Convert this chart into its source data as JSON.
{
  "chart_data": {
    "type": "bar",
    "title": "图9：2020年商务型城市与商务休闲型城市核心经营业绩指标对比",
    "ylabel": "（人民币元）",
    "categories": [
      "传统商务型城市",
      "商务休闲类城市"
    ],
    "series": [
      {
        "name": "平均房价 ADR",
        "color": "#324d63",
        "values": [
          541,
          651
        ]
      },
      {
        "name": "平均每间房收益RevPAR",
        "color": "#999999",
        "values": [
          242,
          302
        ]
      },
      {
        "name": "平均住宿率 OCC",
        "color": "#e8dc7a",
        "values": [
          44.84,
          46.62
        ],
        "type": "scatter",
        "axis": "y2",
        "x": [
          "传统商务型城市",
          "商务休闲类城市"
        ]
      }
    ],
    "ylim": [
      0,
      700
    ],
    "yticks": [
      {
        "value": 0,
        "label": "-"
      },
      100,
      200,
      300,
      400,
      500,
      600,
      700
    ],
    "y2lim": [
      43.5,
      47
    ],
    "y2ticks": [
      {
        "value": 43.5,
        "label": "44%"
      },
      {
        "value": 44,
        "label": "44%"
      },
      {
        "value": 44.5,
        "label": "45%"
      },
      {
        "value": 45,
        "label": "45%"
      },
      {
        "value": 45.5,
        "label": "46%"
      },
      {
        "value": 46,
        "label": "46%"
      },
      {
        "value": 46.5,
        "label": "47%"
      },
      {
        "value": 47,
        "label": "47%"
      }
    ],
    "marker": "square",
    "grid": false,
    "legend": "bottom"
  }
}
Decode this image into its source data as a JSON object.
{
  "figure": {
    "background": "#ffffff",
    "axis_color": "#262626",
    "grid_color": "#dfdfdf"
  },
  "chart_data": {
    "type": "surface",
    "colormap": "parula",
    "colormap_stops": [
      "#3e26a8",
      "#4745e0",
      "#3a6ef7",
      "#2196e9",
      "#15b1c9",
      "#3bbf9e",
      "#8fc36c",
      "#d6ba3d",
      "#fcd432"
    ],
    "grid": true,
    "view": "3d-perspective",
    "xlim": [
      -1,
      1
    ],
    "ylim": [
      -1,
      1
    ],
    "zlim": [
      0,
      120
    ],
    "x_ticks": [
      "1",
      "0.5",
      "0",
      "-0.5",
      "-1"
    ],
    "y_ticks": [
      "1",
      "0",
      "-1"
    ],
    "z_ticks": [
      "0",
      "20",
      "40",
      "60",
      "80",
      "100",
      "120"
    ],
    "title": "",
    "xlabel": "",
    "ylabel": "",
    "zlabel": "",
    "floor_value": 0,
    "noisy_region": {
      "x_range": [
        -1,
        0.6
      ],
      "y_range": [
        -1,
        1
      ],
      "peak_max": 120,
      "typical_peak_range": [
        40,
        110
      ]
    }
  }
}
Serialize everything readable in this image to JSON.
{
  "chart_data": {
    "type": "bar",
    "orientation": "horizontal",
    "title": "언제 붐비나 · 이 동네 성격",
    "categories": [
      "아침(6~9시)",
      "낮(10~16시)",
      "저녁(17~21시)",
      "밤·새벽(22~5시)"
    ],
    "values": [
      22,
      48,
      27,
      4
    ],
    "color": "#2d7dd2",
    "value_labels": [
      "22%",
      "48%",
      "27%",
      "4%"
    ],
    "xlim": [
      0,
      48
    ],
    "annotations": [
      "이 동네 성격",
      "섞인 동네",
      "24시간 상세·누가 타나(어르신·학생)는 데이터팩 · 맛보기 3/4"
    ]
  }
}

****************************************

→ What this task involves: Each line that contains the string "image" counts once; say how many there are and nothing else.

→ Complete response: 2